--- Start of Extracted information ---

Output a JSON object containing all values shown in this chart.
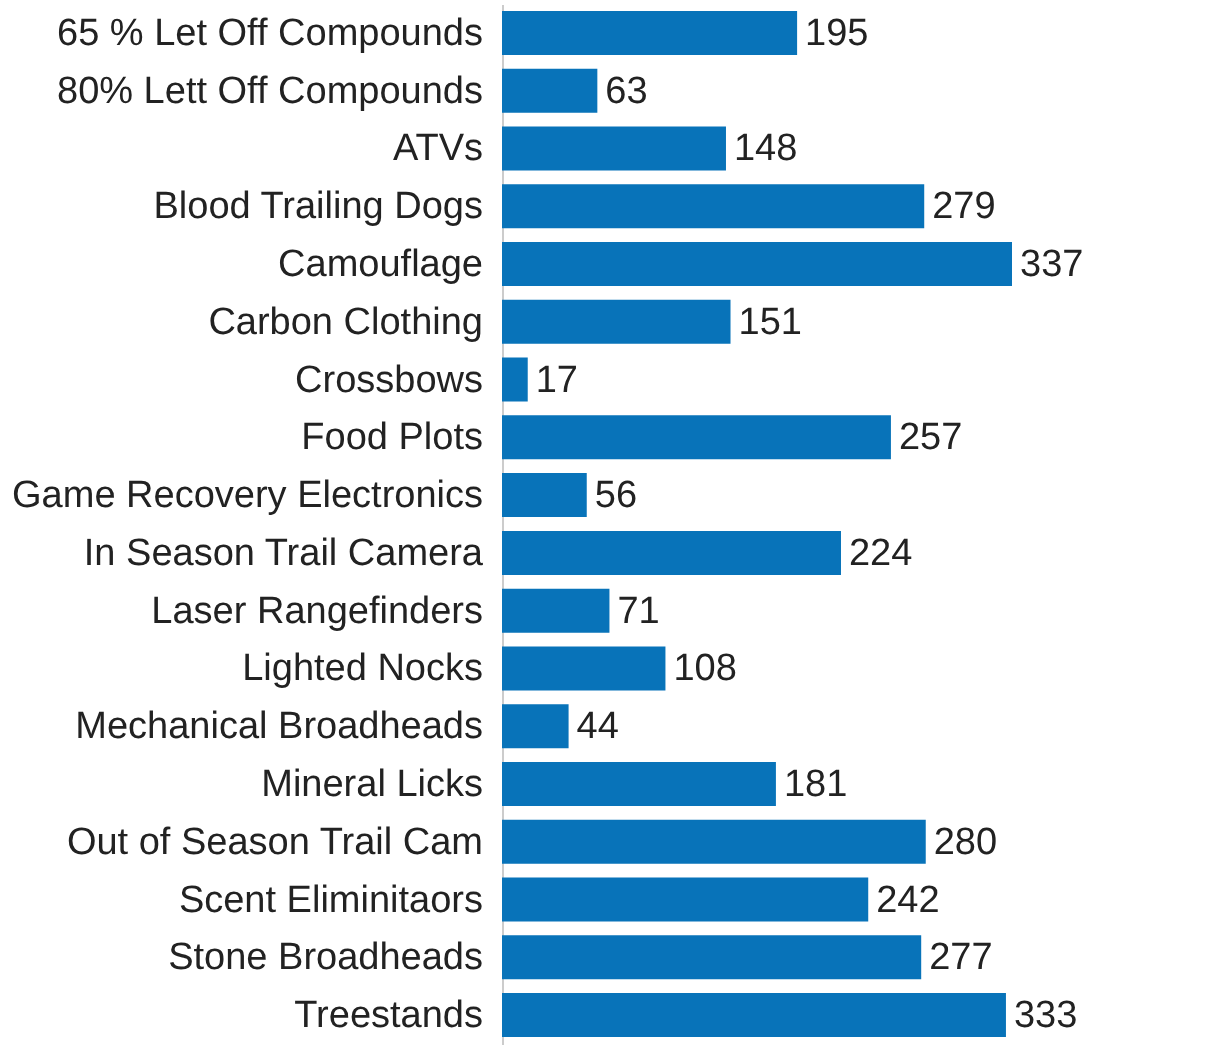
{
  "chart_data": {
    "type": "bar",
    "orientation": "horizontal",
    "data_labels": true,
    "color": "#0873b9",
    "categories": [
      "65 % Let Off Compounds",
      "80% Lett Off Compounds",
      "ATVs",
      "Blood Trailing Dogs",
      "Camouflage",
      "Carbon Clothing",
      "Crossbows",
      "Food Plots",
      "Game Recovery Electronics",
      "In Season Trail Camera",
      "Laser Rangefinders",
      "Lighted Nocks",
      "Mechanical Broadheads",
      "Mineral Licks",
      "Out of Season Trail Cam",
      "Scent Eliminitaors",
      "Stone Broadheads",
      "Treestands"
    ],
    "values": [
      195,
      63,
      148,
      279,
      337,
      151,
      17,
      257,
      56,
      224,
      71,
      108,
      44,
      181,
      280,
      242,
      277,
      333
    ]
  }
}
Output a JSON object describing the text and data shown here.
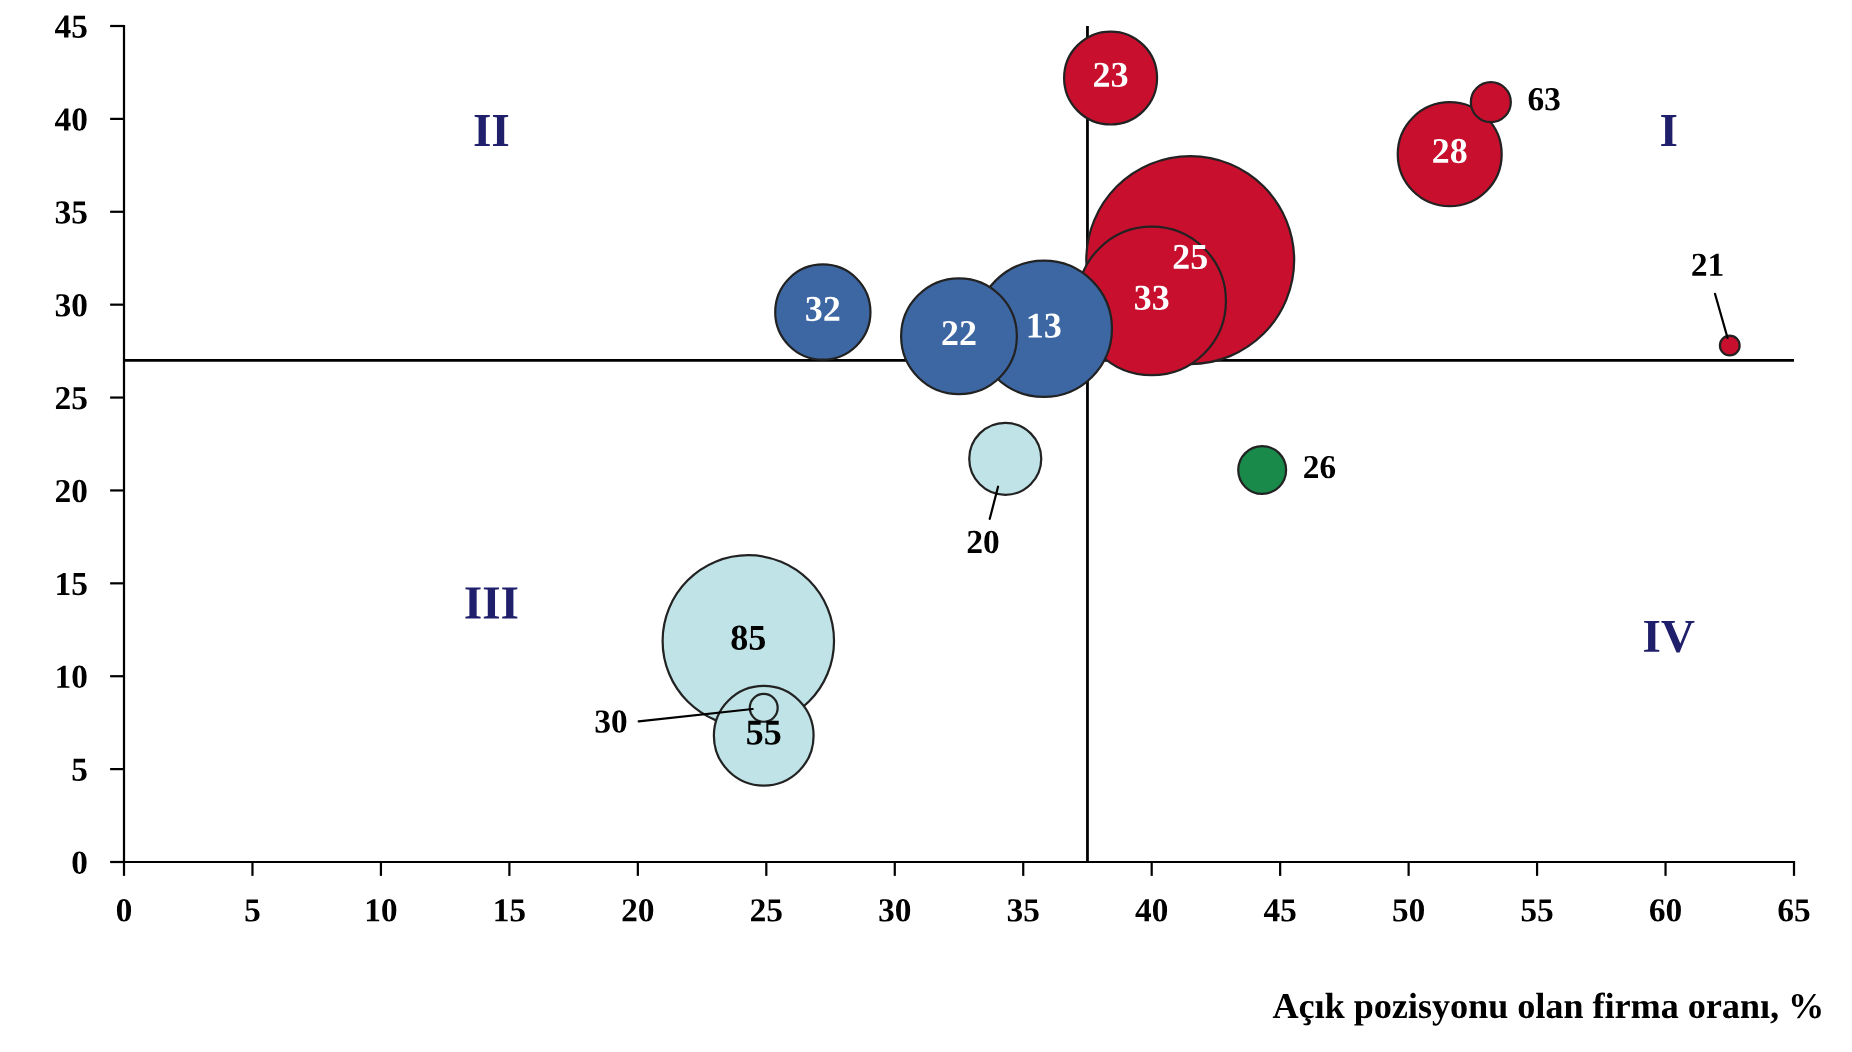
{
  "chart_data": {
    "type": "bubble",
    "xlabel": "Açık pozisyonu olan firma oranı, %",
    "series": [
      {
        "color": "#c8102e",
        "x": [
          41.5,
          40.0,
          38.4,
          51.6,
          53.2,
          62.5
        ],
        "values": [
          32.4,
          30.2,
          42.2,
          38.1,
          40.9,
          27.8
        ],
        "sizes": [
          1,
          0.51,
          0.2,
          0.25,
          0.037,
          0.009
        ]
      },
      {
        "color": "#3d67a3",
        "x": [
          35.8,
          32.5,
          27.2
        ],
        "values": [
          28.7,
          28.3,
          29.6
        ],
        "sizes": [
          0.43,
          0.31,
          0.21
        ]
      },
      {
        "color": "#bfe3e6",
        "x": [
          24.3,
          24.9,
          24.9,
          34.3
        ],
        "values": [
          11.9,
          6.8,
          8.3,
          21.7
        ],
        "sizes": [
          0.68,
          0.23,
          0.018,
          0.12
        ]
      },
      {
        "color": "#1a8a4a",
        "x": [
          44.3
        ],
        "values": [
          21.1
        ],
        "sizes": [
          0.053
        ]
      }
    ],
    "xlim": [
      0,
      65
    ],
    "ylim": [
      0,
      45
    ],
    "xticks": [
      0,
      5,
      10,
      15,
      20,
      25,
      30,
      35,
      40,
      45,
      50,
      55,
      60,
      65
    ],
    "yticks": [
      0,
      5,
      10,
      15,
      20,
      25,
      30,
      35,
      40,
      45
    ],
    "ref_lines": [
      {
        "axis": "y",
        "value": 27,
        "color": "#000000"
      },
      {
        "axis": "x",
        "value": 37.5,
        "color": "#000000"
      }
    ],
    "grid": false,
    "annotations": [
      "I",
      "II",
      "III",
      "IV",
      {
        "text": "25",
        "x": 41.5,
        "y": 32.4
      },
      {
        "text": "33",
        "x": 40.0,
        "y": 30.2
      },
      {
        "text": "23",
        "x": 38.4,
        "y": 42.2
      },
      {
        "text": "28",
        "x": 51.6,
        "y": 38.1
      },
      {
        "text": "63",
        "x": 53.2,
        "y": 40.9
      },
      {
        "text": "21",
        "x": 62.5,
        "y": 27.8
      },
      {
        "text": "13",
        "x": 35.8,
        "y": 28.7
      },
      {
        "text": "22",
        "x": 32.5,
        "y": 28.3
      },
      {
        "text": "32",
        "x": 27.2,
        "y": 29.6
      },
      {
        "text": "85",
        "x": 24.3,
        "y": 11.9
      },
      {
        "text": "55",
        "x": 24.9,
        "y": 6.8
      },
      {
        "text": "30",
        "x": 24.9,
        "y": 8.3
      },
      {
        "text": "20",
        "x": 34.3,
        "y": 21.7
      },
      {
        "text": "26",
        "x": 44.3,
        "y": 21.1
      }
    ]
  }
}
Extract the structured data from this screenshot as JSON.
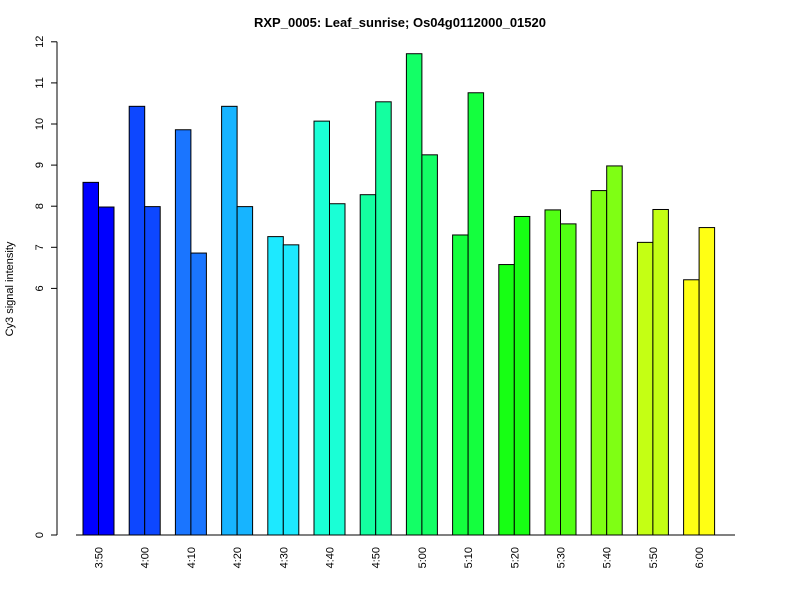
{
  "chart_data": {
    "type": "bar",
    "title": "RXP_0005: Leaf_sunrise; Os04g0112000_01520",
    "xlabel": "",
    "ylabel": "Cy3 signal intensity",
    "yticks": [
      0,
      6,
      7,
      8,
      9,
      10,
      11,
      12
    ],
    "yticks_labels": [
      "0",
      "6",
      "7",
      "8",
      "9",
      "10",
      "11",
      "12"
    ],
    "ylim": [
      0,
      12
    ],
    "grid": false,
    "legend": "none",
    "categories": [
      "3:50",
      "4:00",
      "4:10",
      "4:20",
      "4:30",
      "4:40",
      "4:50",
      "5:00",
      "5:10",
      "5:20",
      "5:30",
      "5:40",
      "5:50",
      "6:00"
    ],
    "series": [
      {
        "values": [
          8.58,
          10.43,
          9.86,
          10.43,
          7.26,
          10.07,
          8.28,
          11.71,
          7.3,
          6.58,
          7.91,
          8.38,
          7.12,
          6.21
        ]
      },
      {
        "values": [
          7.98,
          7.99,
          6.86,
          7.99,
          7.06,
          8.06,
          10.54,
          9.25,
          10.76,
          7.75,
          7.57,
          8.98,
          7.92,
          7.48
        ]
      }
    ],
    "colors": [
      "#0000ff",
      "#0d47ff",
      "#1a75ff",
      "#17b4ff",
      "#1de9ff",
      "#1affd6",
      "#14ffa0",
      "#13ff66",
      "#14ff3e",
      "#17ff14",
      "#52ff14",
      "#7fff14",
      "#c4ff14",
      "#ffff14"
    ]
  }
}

--- End of Extracted information ---

**Your task:**
Take every line that includes the string "this" and copy it.

**Complete answer:**
Output a JSON object containing all values shown in this chart.
Extract the structured data from this screenshot as JSON.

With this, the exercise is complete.